What the task asks:
Read through the data and report every line in which the word "Cara" occurs.

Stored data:
********************

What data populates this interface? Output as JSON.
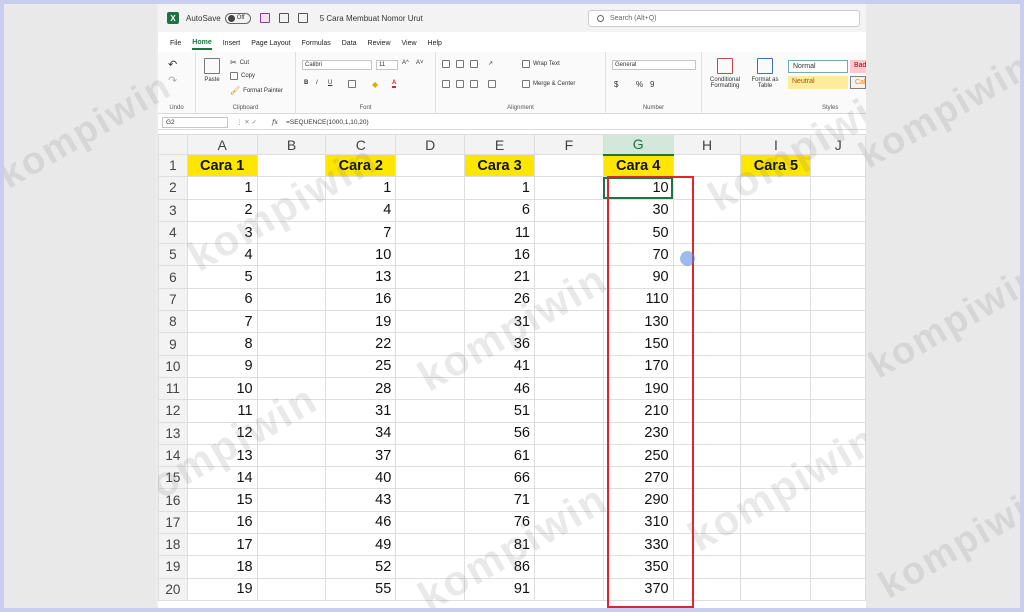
{
  "titlebar": {
    "app_logo": "X",
    "autosave_label": "AutoSave",
    "autosave_state": "Off",
    "document_title": "5 Cara Membuat Nomor Urut",
    "search_placeholder": "Search (Alt+Q)"
  },
  "menu": {
    "tabs": [
      "File",
      "Home",
      "Insert",
      "Page Layout",
      "Formulas",
      "Data",
      "Review",
      "View",
      "Help"
    ],
    "active": "Home"
  },
  "ribbon": {
    "undo_label": "Undo",
    "clipboard": {
      "paste": "Paste",
      "cut": "Cut",
      "copy": "Copy",
      "format_painter": "Format Painter",
      "label": "Clipboard"
    },
    "font": {
      "name": "Calibri",
      "size": "11",
      "bold": "B",
      "italic": "I",
      "underline": "U",
      "grow": "A^",
      "shrink": "A˅",
      "color": "A",
      "label": "Font"
    },
    "alignment": {
      "wrap_text": "Wrap Text",
      "merge_center": "Merge & Center",
      "label": "Alignment"
    },
    "number": {
      "format": "General",
      "currency": "$",
      "percent": "%",
      "comma": "9",
      "label": "Number"
    },
    "styles": {
      "conditional": "Conditional Formatting",
      "format_table": "Format as Table",
      "normal": "Normal",
      "bad": "Bad",
      "neutral": "Neutral",
      "calc": "Calc",
      "label": "Styles"
    }
  },
  "formula_bar": {
    "name_box": "G2",
    "fx": "fx",
    "formula": "=SEQUENCE(1000,1,10,20)"
  },
  "sheet": {
    "columns": [
      "A",
      "B",
      "C",
      "D",
      "E",
      "F",
      "G",
      "H",
      "I",
      "J"
    ],
    "selected_column": "G",
    "headers": {
      "A": "Cara 1",
      "C": "Cara 2",
      "E": "Cara 3",
      "G": "Cara 4",
      "I": "Cara 5"
    },
    "rows": [
      {
        "n": "1"
      },
      {
        "n": "2",
        "A": "1",
        "C": "1",
        "E": "1",
        "G": "10"
      },
      {
        "n": "3",
        "A": "2",
        "C": "4",
        "E": "6",
        "G": "30"
      },
      {
        "n": "4",
        "A": "3",
        "C": "7",
        "E": "11",
        "G": "50"
      },
      {
        "n": "5",
        "A": "4",
        "C": "10",
        "E": "16",
        "G": "70"
      },
      {
        "n": "6",
        "A": "5",
        "C": "13",
        "E": "21",
        "G": "90"
      },
      {
        "n": "7",
        "A": "6",
        "C": "16",
        "E": "26",
        "G": "110"
      },
      {
        "n": "8",
        "A": "7",
        "C": "19",
        "E": "31",
        "G": "130"
      },
      {
        "n": "9",
        "A": "8",
        "C": "22",
        "E": "36",
        "G": "150"
      },
      {
        "n": "10",
        "A": "9",
        "C": "25",
        "E": "41",
        "G": "170"
      },
      {
        "n": "11",
        "A": "10",
        "C": "28",
        "E": "46",
        "G": "190"
      },
      {
        "n": "12",
        "A": "11",
        "C": "31",
        "E": "51",
        "G": "210"
      },
      {
        "n": "13",
        "A": "12",
        "C": "34",
        "E": "56",
        "G": "230"
      },
      {
        "n": "14",
        "A": "13",
        "C": "37",
        "E": "61",
        "G": "250"
      },
      {
        "n": "15",
        "A": "14",
        "C": "40",
        "E": "66",
        "G": "270"
      },
      {
        "n": "16",
        "A": "15",
        "C": "43",
        "E": "71",
        "G": "290"
      },
      {
        "n": "17",
        "A": "16",
        "C": "46",
        "E": "76",
        "G": "310"
      },
      {
        "n": "18",
        "A": "17",
        "C": "49",
        "E": "81",
        "G": "330"
      },
      {
        "n": "19",
        "A": "18",
        "C": "52",
        "E": "86",
        "G": "350"
      },
      {
        "n": "20",
        "A": "19",
        "C": "55",
        "E": "91",
        "G": "370"
      }
    ]
  },
  "watermark": "kompiwin",
  "colors": {
    "excel_green": "#1f7244",
    "header_yellow": "#ffe600",
    "highlight_red": "#e0262b"
  }
}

********************

Task solution:
    "document_title": "5 Cara Membuat Nomor Urut",
      "A": "Cara 1",
      "C": "Cara 2",
      "E": "Cara 3",
      "G": "Cara 4",
      "I": "Cara 5"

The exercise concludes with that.